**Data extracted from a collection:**
__________________________________________________

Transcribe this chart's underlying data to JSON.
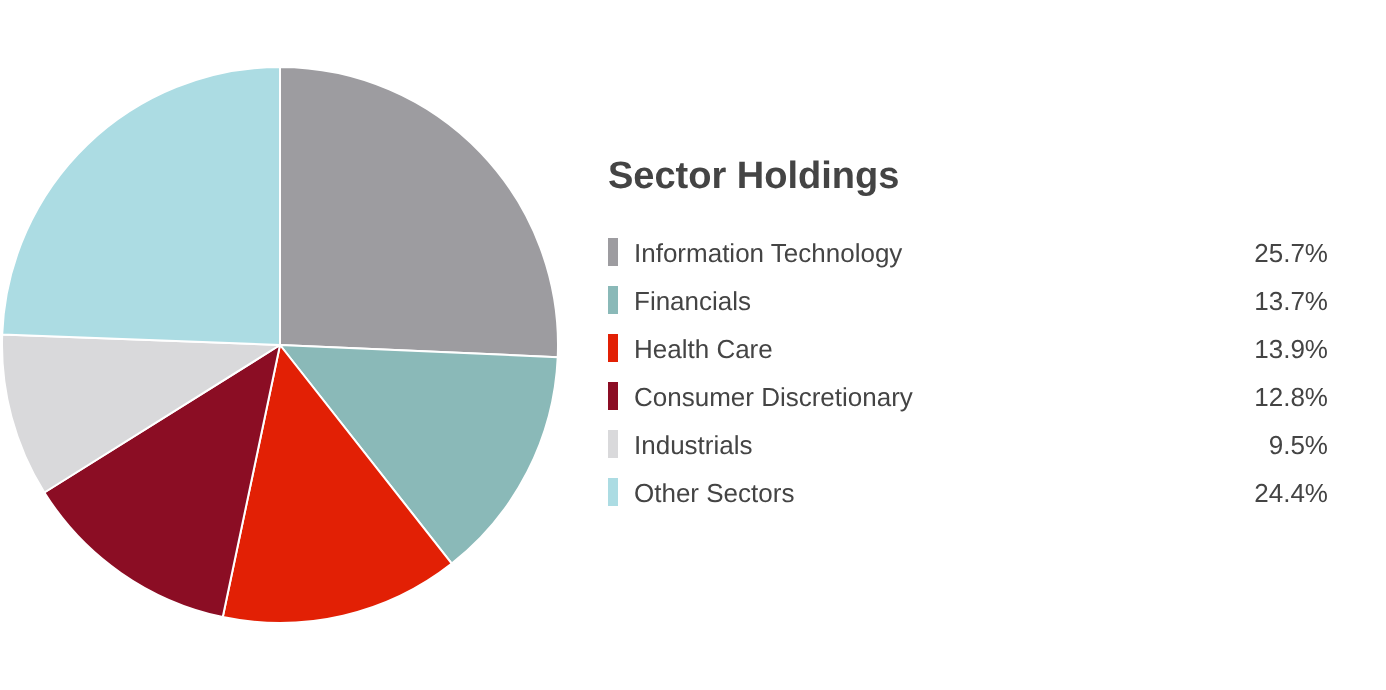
{
  "chart_data": {
    "type": "pie",
    "legend_title": "Sector Holdings",
    "categories": [
      "Information Technology",
      "Financials",
      "Health Care",
      "Consumer Discretionary",
      "Industrials",
      "Other Sectors"
    ],
    "values": [
      25.7,
      13.7,
      13.9,
      12.8,
      9.5,
      24.4
    ],
    "colors": [
      "#9d9ca0",
      "#8ab9b8",
      "#e22005",
      "#8b0d24",
      "#d9d9db",
      "#acdce3"
    ],
    "value_labels": [
      "25.7%",
      "13.7%",
      "13.9%",
      "12.8%",
      "9.5%",
      "24.4%"
    ],
    "legend": "right"
  }
}
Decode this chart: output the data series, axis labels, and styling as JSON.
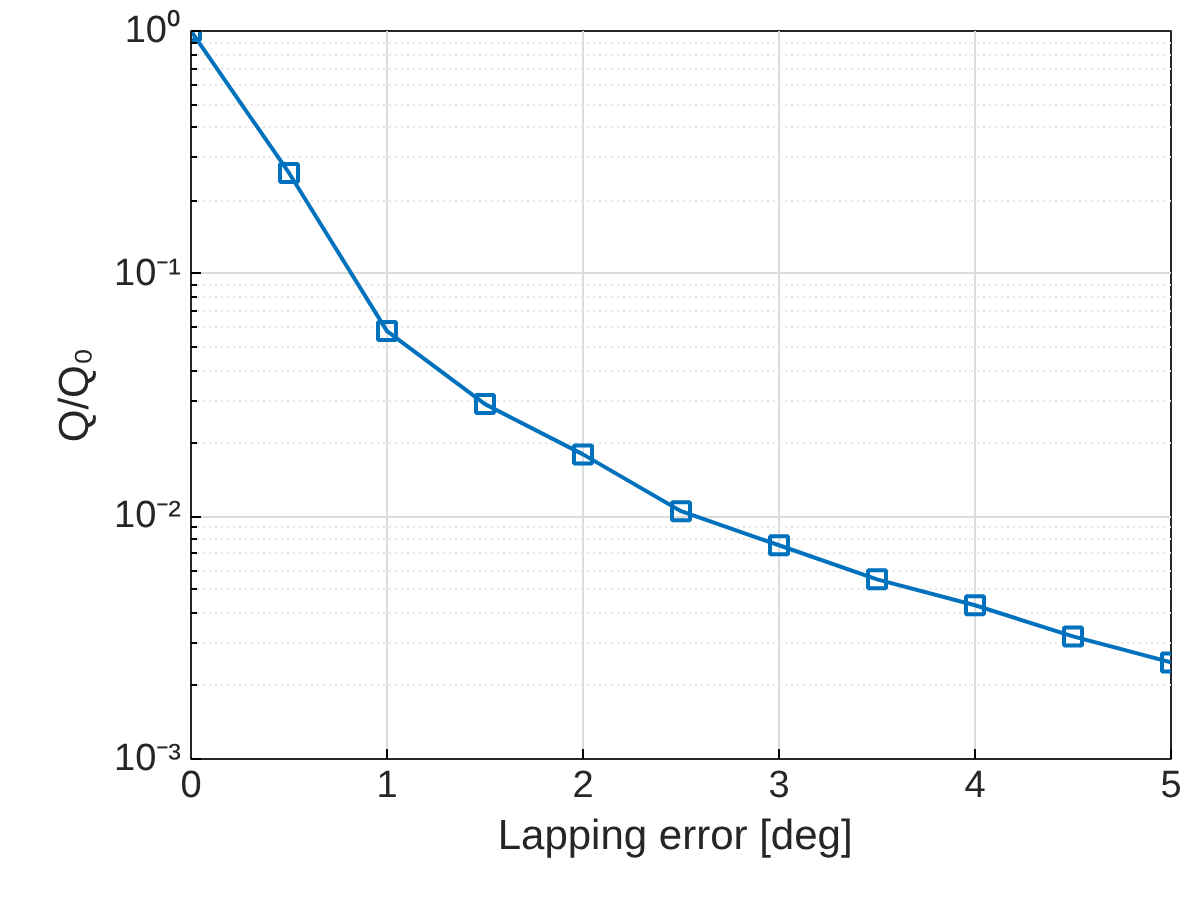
{
  "chart_data": {
    "type": "line",
    "xlabel": "Lapping  error [deg]",
    "ylabel": "Q/Q₀",
    "x": [
      0,
      0.5,
      1,
      1.5,
      2,
      2.5,
      3,
      3.5,
      4,
      4.5,
      5
    ],
    "series": [
      {
        "color": "#0072bd",
        "values": [
          1.0,
          0.26,
          0.058,
          0.029,
          0.018,
          0.0105,
          0.0076,
          0.0055,
          0.0043,
          0.0032,
          0.0025
        ]
      }
    ],
    "xlim": [
      0,
      5
    ],
    "xticks": [
      0,
      1,
      2,
      3,
      4,
      5
    ],
    "ylim": [
      0.001,
      1
    ],
    "yticks": [
      {
        "value": 0.001,
        "label": "10⁻³"
      },
      {
        "value": 0.01,
        "label": "10⁻²"
      },
      {
        "value": 0.1,
        "label": "10⁻¹"
      },
      {
        "value": 1,
        "label": "10⁰"
      }
    ],
    "log": "y",
    "grid": true,
    "marker": "square",
    "line_style": "solid"
  }
}
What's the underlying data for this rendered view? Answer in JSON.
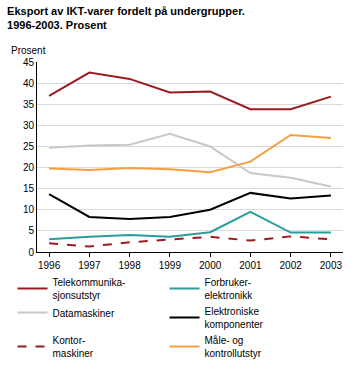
{
  "chart_data": {
    "type": "line",
    "title": "Eksport av IKT-varer fordelt på undergrupper.\n1996-2003. Prosent",
    "y_label": "Prosent",
    "x": [
      1996,
      1997,
      1998,
      1999,
      2000,
      2001,
      2002,
      2003
    ],
    "xlim": [
      1995.7,
      2003.3
    ],
    "xticks": [
      1996,
      1997,
      1998,
      1999,
      2000,
      2001,
      2002,
      2003
    ],
    "ylim": [
      0,
      45
    ],
    "yticks": [
      0,
      5,
      10,
      15,
      20,
      25,
      30,
      35,
      40,
      45
    ],
    "grid": true,
    "legend": "bottom",
    "series": [
      {
        "name": "Telekommunika-\nsjonsutstyr",
        "color": "#9b1b20",
        "line_style": "solid",
        "values": [
          37,
          42.5,
          41,
          37.8,
          38,
          33.8,
          33.8,
          36.8
        ]
      },
      {
        "name": "Forbruker-\nelektronikk",
        "color": "#2a9d9a",
        "line_style": "solid",
        "values": [
          3,
          3.6,
          4,
          3.6,
          4.7,
          9.5,
          4.6,
          4.6
        ]
      },
      {
        "name": "Datamaskiner",
        "color": "#c8c8c8",
        "line_style": "solid",
        "values": [
          24.7,
          25.2,
          25.4,
          28,
          25,
          18.7,
          17.6,
          15.5
        ]
      },
      {
        "name": "Elektroniske\nkomponenter",
        "color": "#000000",
        "line_style": "solid",
        "values": [
          13.7,
          8.3,
          7.8,
          8.3,
          10,
          14,
          12.7,
          13.4
        ]
      },
      {
        "name": "Kontor-\nmaskiner",
        "color": "#9b1b20",
        "line_style": "dash",
        "values": [
          2.1,
          1.3,
          2.3,
          2.9,
          3.6,
          2.7,
          3.7,
          3
        ]
      },
      {
        "name": "Måle- og\nkontrollutstyr",
        "color": "#f5a040",
        "line_style": "solid",
        "values": [
          19.8,
          19.4,
          19.9,
          19.6,
          18.9,
          21.4,
          27.7,
          27
        ]
      }
    ]
  }
}
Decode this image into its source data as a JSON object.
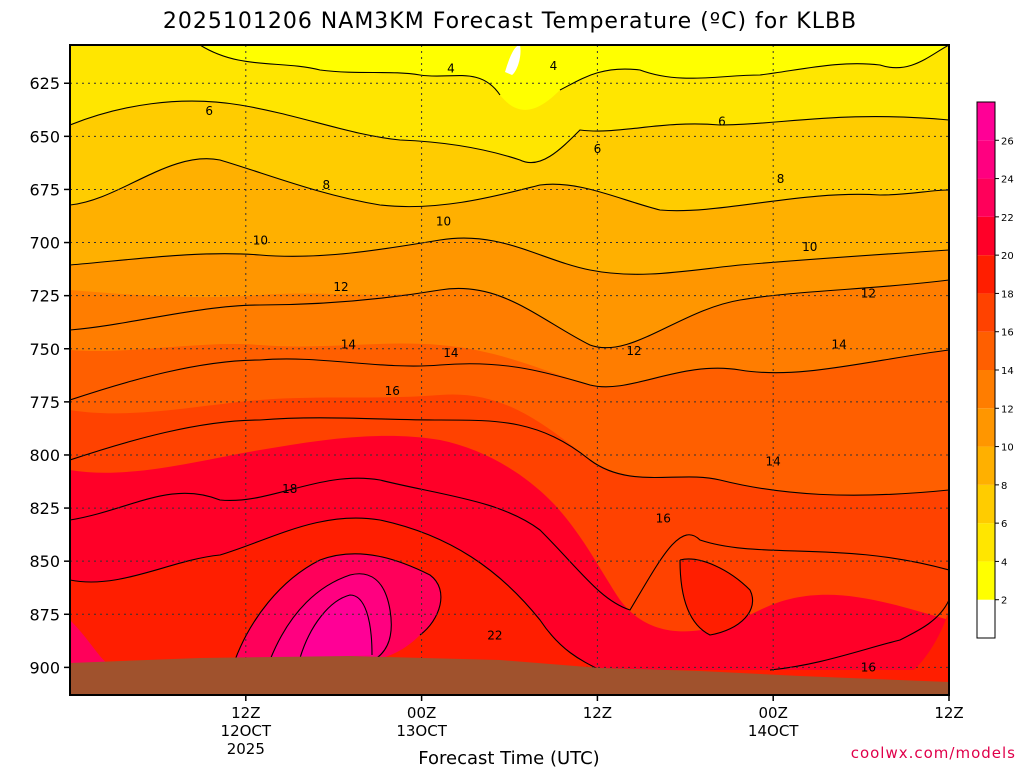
{
  "chart_data": {
    "type": "heatmap",
    "title": "2025101206 NAM3KM Forecast Temperature (ºC) for KLBB",
    "xlabel": "Forecast Time (UTC)",
    "ylabel": "",
    "credit": "coolwx.com/models",
    "y_ticks": [
      "625",
      "650",
      "675",
      "700",
      "725",
      "750",
      "775",
      "800",
      "825",
      "850",
      "875",
      "900"
    ],
    "y_tick_values": [
      625,
      650,
      675,
      700,
      725,
      750,
      775,
      800,
      825,
      850,
      875,
      900
    ],
    "ylim": [
      607,
      913
    ],
    "xlim": [
      -6,
      54
    ],
    "x_ticks": [
      {
        "hour": 6,
        "lines": [
          "12Z",
          "12OCT",
          "2025"
        ]
      },
      {
        "hour": 18,
        "lines": [
          "00Z",
          "13OCT"
        ]
      },
      {
        "hour": 30,
        "lines": [
          "12Z"
        ]
      },
      {
        "hour": 42,
        "lines": [
          "00Z",
          "14OCT"
        ]
      },
      {
        "hour": 54,
        "lines": [
          "12Z"
        ]
      }
    ],
    "grid": true,
    "colorbar": {
      "levels": [
        "2",
        "4",
        "6",
        "8",
        "10",
        "12",
        "14",
        "16",
        "18",
        "20",
        "22",
        "24",
        "26"
      ],
      "level_values": [
        2,
        4,
        6,
        8,
        10,
        12,
        14,
        16,
        18,
        20,
        22,
        24,
        26
      ],
      "colors": [
        "#ffffff",
        "#ffff00",
        "#ffe600",
        "#ffcc00",
        "#ffb000",
        "#ff9600",
        "#ff7d00",
        "#ff5f00",
        "#ff4200",
        "#ff1e00",
        "#ff0028",
        "#ff005a",
        "#ff0080",
        "#ff0096"
      ]
    },
    "contour_labels": [
      {
        "text": "4",
        "hour": 20.0,
        "p": 618
      },
      {
        "text": "4",
        "hour": 27.0,
        "p": 617
      },
      {
        "text": "6",
        "hour": 3.5,
        "p": 638
      },
      {
        "text": "6",
        "hour": 30.0,
        "p": 656
      },
      {
        "text": "6",
        "hour": 38.5,
        "p": 643
      },
      {
        "text": "8",
        "hour": 11.5,
        "p": 673
      },
      {
        "text": "8",
        "hour": 42.5,
        "p": 670
      },
      {
        "text": "10",
        "hour": 7.0,
        "p": 699
      },
      {
        "text": "10",
        "hour": 19.5,
        "p": 690
      },
      {
        "text": "10",
        "hour": 44.5,
        "p": 702
      },
      {
        "text": "12",
        "hour": 12.5,
        "p": 721
      },
      {
        "text": "12",
        "hour": 32.5,
        "p": 751
      },
      {
        "text": "12",
        "hour": 48.5,
        "p": 724
      },
      {
        "text": "14",
        "hour": 13.0,
        "p": 748
      },
      {
        "text": "14",
        "hour": 20.0,
        "p": 752
      },
      {
        "text": "14",
        "hour": 46.5,
        "p": 748
      },
      {
        "text": "14",
        "hour": 42.0,
        "p": 803
      },
      {
        "text": "16",
        "hour": 16.0,
        "p": 770
      },
      {
        "text": "16",
        "hour": 34.5,
        "p": 830
      },
      {
        "text": "16",
        "hour": 48.5,
        "p": 900
      },
      {
        "text": "18",
        "hour": 9.0,
        "p": 816
      },
      {
        "text": "22",
        "hour": 23.0,
        "p": 885
      }
    ]
  }
}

__________________________________________________

**The exercise:**
Omit the pictures and restate the rest of the records verbatim.

**Solution for this task:**
Transcribe this chart's underlying data to JSON.
{
  "chart_data": {
    "type": "pie",
    "legend_title": "Sector Holdings",
    "categories": [
      "Information Technology",
      "Financials",
      "Health Care",
      "Consumer Discretionary",
      "Industrials",
      "Other Sectors"
    ],
    "values": [
      25.7,
      13.7,
      13.9,
      12.8,
      9.5,
      24.4
    ],
    "colors": [
      "#9d9ca0",
      "#8ab9b8",
      "#e22005",
      "#8b0d24",
      "#d9d9db",
      "#acdce3"
    ],
    "value_labels": [
      "25.7%",
      "13.7%",
      "13.9%",
      "12.8%",
      "9.5%",
      "24.4%"
    ],
    "legend": "right"
  }
}
Decode this chart: output the data series, axis labels, and styling as JSON.
{
  "chart_data": {
    "type": "line",
    "xlabel": "Lapping  error [deg]",
    "ylabel": "Q/Q₀",
    "x": [
      0,
      0.5,
      1,
      1.5,
      2,
      2.5,
      3,
      3.5,
      4,
      4.5,
      5
    ],
    "series": [
      {
        "color": "#0072bd",
        "values": [
          1.0,
          0.26,
          0.058,
          0.029,
          0.018,
          0.0105,
          0.0076,
          0.0055,
          0.0043,
          0.0032,
          0.0025
        ]
      }
    ],
    "xlim": [
      0,
      5
    ],
    "xticks": [
      0,
      1,
      2,
      3,
      4,
      5
    ],
    "ylim": [
      0.001,
      1
    ],
    "yticks": [
      {
        "value": 0.001,
        "label": "10⁻³"
      },
      {
        "value": 0.01,
        "label": "10⁻²"
      },
      {
        "value": 0.1,
        "label": "10⁻¹"
      },
      {
        "value": 1,
        "label": "10⁰"
      }
    ],
    "log": "y",
    "grid": true,
    "marker": "square",
    "line_style": "solid"
  }
}
What's the underlying data for this rendered view? Answer in JSON.
{
  "chart_data": {
    "type": "line",
    "title": "Eksport av IKT-varer fordelt på undergrupper.\n1996-2003. Prosent",
    "y_label": "Prosent",
    "x": [
      1996,
      1997,
      1998,
      1999,
      2000,
      2001,
      2002,
      2003
    ],
    "xlim": [
      1995.7,
      2003.3
    ],
    "xticks": [
      1996,
      1997,
      1998,
      1999,
      2000,
      2001,
      2002,
      2003
    ],
    "ylim": [
      0,
      45
    ],
    "yticks": [
      0,
      5,
      10,
      15,
      20,
      25,
      30,
      35,
      40,
      45
    ],
    "grid": true,
    "legend": "bottom",
    "series": [
      {
        "name": "Telekommunika-\nsjonsutstyr",
        "color": "#9b1b20",
        "line_style": "solid",
        "values": [
          37,
          42.5,
          41,
          37.8,
          38,
          33.8,
          33.8,
          36.8
        ]
      },
      {
        "name": "Forbruker-\nelektronikk",
        "color": "#2a9d9a",
        "line_style": "solid",
        "values": [
          3,
          3.6,
          4,
          3.6,
          4.7,
          9.5,
          4.6,
          4.6
        ]
      },
      {
        "name": "Datamaskiner",
        "color": "#c8c8c8",
        "line_style": "solid",
        "values": [
          24.7,
          25.2,
          25.4,
          28,
          25,
          18.7,
          17.6,
          15.5
        ]
      },
      {
        "name": "Elektroniske\nkomponenter",
        "color": "#000000",
        "line_style": "solid",
        "values": [
          13.7,
          8.3,
          7.8,
          8.3,
          10,
          14,
          12.7,
          13.4
        ]
      },
      {
        "name": "Kontor-\nmaskiner",
        "color": "#9b1b20",
        "line_style": "dash",
        "values": [
          2.1,
          1.3,
          2.3,
          2.9,
          3.6,
          2.7,
          3.7,
          3
        ]
      },
      {
        "name": "Måle- og\nkontrollutstyr",
        "color": "#f5a040",
        "line_style": "solid",
        "values": [
          19.8,
          19.4,
          19.9,
          19.6,
          18.9,
          21.4,
          27.7,
          27
        ]
      }
    ]
  }
}
Decode this image into its source data as a JSON object.
{
  "chart_data": {
    "type": "heatmap",
    "title": "2025101206 NAM3KM Forecast Temperature (ºC) for KLBB",
    "xlabel": "Forecast Time (UTC)",
    "ylabel": "",
    "credit": "coolwx.com/models",
    "y_ticks": [
      "625",
      "650",
      "675",
      "700",
      "725",
      "750",
      "775",
      "800",
      "825",
      "850",
      "875",
      "900"
    ],
    "y_tick_values": [
      625,
      650,
      675,
      700,
      725,
      750,
      775,
      800,
      825,
      850,
      875,
      900
    ],
    "ylim": [
      607,
      913
    ],
    "xlim": [
      -6,
      54
    ],
    "x_ticks": [
      {
        "hour": 6,
        "lines": [
          "12Z",
          "12OCT",
          "2025"
        ]
      },
      {
        "hour": 18,
        "lines": [
          "00Z",
          "13OCT"
        ]
      },
      {
        "hour": 30,
        "lines": [
          "12Z"
        ]
      },
      {
        "hour": 42,
        "lines": [
          "00Z",
          "14OCT"
        ]
      },
      {
        "hour": 54,
        "lines": [
          "12Z"
        ]
      }
    ],
    "grid": true,
    "colorbar": {
      "levels": [
        "2",
        "4",
        "6",
        "8",
        "10",
        "12",
        "14",
        "16",
        "18",
        "20",
        "22",
        "24",
        "26"
      ],
      "level_values": [
        2,
        4,
        6,
        8,
        10,
        12,
        14,
        16,
        18,
        20,
        22,
        24,
        26
      ],
      "colors": [
        "#ffffff",
        "#ffff00",
        "#ffe600",
        "#ffcc00",
        "#ffb000",
        "#ff9600",
        "#ff7d00",
        "#ff5f00",
        "#ff4200",
        "#ff1e00",
        "#ff0028",
        "#ff005a",
        "#ff0080",
        "#ff0096"
      ]
    },
    "contour_labels": [
      {
        "text": "4",
        "hour": 20.0,
        "p": 618
      },
      {
        "text": "4",
        "hour": 27.0,
        "p": 617
      },
      {
        "text": "6",
        "hour": 3.5,
        "p": 638
      },
      {
        "text": "6",
        "hour": 30.0,
        "p": 656
      },
      {
        "text": "6",
        "hour": 38.5,
        "p": 643
      },
      {
        "text": "8",
        "hour": 11.5,
        "p": 673
      },
      {
        "text": "8",
        "hour": 42.5,
        "p": 670
      },
      {
        "text": "10",
        "hour": 7.0,
        "p": 699
      },
      {
        "text": "10",
        "hour": 19.5,
        "p": 690
      },
      {
        "text": "10",
        "hour": 44.5,
        "p": 702
      },
      {
        "text": "12",
        "hour": 12.5,
        "p": 721
      },
      {
        "text": "12",
        "hour": 32.5,
        "p": 751
      },
      {
        "text": "12",
        "hour": 48.5,
        "p": 724
      },
      {
        "text": "14",
        "hour": 13.0,
        "p": 748
      },
      {
        "text": "14",
        "hour": 20.0,
        "p": 752
      },
      {
        "text": "14",
        "hour": 46.5,
        "p": 748
      },
      {
        "text": "14",
        "hour": 42.0,
        "p": 803
      },
      {
        "text": "16",
        "hour": 16.0,
        "p": 770
      },
      {
        "text": "16",
        "hour": 34.5,
        "p": 830
      },
      {
        "text": "16",
        "hour": 48.5,
        "p": 900
      },
      {
        "text": "18",
        "hour": 9.0,
        "p": 816
      },
      {
        "text": "22",
        "hour": 23.0,
        "p": 885
      }
    ]
  }
}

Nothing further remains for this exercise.